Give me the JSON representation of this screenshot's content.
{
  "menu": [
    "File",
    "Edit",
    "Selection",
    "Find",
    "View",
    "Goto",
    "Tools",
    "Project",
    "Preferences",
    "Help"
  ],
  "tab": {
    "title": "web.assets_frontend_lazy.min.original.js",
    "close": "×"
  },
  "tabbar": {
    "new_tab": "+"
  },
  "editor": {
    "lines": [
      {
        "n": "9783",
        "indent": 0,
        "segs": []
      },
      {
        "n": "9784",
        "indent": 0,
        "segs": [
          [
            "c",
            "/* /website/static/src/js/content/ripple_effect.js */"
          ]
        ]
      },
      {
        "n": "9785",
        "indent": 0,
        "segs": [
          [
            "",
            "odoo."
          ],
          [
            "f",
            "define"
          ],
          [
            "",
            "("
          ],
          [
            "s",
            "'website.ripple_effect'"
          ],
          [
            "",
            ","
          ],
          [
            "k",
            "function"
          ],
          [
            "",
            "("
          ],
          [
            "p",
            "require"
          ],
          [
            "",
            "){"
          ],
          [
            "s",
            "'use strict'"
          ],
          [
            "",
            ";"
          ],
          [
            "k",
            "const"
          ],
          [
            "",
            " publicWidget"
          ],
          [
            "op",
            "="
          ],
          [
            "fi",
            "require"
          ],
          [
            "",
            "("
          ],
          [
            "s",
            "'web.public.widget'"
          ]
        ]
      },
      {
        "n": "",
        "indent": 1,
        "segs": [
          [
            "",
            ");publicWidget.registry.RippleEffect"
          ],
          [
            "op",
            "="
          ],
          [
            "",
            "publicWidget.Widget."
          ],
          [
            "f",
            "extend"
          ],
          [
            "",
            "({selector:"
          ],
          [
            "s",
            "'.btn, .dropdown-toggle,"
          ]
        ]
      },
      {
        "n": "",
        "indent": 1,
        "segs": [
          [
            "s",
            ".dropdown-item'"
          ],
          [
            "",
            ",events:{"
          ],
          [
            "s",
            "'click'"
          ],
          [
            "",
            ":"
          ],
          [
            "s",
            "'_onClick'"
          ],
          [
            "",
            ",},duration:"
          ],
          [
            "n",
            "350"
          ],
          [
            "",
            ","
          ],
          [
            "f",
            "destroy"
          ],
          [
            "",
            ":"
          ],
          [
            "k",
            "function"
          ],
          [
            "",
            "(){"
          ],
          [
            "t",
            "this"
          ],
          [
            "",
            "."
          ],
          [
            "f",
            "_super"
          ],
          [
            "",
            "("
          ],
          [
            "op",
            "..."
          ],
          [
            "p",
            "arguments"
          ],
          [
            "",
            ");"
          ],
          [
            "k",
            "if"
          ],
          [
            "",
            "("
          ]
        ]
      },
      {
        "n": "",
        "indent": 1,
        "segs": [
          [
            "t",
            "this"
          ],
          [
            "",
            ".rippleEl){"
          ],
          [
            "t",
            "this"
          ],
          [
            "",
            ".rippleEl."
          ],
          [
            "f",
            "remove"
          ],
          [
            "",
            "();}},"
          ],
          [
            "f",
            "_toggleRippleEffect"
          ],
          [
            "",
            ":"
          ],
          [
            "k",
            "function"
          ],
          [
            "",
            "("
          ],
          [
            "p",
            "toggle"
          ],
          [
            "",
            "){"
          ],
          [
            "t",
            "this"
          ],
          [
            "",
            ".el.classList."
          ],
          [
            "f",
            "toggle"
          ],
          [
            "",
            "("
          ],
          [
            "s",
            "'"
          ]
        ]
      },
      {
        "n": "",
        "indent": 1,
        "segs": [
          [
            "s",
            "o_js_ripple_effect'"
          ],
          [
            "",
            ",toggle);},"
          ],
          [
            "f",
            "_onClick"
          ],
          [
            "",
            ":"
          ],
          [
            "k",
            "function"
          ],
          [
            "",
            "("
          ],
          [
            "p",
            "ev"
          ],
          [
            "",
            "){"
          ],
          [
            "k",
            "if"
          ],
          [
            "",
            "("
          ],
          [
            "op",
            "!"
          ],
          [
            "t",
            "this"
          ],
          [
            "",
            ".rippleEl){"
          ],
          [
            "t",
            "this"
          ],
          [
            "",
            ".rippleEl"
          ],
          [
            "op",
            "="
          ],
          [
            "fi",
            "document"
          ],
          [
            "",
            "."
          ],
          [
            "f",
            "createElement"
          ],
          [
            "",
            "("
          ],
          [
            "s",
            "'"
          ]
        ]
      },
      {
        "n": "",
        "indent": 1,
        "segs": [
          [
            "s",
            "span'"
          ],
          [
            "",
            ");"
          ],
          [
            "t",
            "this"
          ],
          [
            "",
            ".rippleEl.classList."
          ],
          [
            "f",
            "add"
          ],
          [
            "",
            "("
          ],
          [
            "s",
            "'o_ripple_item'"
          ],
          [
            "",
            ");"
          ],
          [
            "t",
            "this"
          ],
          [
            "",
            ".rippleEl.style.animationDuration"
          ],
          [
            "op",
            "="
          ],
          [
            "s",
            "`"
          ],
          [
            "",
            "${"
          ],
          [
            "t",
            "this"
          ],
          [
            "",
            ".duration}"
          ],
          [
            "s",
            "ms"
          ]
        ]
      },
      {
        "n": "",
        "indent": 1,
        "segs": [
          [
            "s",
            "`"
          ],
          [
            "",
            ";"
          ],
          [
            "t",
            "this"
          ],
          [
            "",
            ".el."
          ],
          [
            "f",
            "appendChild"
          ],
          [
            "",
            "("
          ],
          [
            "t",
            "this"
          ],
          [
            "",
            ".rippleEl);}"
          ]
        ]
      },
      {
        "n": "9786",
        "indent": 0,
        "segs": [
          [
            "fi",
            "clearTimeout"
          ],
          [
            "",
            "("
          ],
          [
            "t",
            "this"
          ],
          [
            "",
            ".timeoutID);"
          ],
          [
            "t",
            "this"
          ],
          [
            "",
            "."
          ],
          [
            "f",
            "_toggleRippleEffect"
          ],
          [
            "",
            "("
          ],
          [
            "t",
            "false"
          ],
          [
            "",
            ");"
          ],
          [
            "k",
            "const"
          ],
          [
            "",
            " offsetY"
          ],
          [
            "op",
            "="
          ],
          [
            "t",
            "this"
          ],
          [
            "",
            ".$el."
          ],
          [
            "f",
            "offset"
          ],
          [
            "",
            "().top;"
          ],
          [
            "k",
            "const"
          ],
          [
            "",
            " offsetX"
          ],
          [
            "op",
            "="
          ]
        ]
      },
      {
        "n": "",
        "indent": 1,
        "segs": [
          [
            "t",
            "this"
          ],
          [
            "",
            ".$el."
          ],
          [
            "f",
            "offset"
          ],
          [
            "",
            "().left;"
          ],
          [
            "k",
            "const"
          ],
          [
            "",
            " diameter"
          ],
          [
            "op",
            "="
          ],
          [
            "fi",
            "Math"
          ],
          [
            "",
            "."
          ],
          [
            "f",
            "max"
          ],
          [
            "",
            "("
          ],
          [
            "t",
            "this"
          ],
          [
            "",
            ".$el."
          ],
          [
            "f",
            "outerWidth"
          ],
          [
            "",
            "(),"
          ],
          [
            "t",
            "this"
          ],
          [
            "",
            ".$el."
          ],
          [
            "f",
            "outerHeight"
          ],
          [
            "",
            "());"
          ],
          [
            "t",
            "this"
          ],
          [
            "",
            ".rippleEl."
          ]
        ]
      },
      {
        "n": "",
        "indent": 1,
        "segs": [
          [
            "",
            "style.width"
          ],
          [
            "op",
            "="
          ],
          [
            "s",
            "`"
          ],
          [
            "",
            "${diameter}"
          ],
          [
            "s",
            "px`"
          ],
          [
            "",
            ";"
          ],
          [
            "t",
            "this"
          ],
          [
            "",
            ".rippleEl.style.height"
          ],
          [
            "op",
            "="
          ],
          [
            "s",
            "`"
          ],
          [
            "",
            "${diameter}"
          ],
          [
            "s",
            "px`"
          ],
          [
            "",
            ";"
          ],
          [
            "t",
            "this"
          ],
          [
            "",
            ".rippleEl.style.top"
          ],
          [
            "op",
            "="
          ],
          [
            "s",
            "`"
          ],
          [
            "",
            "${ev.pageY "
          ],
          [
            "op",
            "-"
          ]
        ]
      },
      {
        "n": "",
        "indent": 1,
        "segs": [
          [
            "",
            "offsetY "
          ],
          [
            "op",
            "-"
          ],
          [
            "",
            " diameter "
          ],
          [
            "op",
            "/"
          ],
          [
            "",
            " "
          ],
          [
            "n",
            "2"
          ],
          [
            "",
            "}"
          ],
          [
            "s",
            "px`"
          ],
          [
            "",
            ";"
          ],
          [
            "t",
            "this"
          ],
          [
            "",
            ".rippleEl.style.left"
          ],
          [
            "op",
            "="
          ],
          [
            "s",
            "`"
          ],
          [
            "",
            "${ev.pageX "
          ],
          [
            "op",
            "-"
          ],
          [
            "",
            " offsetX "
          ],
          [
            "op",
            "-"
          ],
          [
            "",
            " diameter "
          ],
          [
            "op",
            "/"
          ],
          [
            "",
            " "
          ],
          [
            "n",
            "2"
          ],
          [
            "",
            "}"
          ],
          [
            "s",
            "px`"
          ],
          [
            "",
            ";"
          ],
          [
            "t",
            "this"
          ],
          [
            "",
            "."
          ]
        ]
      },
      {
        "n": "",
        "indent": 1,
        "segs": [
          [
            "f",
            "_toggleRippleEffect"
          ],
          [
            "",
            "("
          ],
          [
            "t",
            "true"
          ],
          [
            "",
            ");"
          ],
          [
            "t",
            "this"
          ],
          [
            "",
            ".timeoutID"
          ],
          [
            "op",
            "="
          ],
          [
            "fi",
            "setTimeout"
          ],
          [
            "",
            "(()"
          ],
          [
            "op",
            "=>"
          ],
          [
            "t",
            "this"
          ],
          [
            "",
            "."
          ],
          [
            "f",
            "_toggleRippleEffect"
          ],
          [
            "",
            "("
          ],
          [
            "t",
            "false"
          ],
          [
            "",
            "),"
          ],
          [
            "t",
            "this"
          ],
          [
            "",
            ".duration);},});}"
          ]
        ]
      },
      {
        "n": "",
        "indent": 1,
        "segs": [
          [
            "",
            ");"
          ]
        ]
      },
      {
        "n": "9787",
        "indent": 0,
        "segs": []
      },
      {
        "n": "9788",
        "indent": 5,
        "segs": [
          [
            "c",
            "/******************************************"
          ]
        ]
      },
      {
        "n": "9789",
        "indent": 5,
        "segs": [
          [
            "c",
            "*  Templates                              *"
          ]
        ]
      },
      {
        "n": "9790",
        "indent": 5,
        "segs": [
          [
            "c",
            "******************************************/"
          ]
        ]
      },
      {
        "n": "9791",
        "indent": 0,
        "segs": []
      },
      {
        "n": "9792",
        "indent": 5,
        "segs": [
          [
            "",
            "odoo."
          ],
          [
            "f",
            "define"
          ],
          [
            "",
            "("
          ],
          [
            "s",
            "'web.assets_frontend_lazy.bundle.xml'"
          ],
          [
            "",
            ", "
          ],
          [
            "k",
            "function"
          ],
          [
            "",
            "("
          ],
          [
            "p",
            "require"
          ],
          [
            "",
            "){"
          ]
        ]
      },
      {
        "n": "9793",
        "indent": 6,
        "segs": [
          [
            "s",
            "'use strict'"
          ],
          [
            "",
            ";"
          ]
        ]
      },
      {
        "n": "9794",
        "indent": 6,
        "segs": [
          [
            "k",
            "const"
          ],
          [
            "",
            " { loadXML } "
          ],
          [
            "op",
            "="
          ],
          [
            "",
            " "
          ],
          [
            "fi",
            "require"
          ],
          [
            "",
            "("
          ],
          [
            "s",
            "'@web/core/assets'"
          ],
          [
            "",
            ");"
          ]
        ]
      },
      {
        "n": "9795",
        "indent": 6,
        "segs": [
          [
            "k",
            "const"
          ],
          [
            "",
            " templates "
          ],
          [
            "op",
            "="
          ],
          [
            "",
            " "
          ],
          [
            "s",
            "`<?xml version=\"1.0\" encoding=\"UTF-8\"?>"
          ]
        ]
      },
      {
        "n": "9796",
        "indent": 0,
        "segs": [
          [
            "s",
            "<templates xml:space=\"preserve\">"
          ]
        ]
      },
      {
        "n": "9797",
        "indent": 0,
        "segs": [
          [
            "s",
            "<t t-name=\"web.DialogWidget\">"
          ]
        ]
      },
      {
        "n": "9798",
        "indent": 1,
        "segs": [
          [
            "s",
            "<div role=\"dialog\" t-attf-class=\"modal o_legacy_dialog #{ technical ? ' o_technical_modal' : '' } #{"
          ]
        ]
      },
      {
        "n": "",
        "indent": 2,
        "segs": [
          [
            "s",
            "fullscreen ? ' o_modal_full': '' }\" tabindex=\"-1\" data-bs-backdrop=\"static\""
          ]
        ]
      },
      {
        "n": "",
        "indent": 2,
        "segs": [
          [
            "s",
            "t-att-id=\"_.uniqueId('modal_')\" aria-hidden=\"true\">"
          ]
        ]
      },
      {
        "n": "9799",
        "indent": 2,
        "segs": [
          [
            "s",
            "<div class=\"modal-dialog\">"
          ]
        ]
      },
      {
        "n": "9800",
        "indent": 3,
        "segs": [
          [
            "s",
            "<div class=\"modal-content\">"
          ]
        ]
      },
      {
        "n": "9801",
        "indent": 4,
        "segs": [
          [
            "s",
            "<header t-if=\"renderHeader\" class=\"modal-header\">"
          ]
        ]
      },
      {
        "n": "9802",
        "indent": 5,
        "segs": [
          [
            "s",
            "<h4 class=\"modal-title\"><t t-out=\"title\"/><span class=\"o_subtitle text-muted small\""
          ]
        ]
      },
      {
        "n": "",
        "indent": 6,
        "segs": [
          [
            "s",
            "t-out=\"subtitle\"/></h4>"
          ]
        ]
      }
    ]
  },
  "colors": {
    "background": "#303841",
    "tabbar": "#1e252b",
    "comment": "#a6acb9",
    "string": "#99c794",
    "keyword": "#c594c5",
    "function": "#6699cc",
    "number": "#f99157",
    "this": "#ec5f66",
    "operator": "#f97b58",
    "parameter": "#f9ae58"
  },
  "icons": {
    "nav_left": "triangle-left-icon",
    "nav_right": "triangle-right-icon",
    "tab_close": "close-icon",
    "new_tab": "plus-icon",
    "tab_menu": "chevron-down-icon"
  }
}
• • • •
Written exercise — Find the string "left" in the records, then copy each line where it occurs.

Exercise response —
            "().left;"
            ".rippleEl.style.left"
    "nav_left": "triangle-left-icon",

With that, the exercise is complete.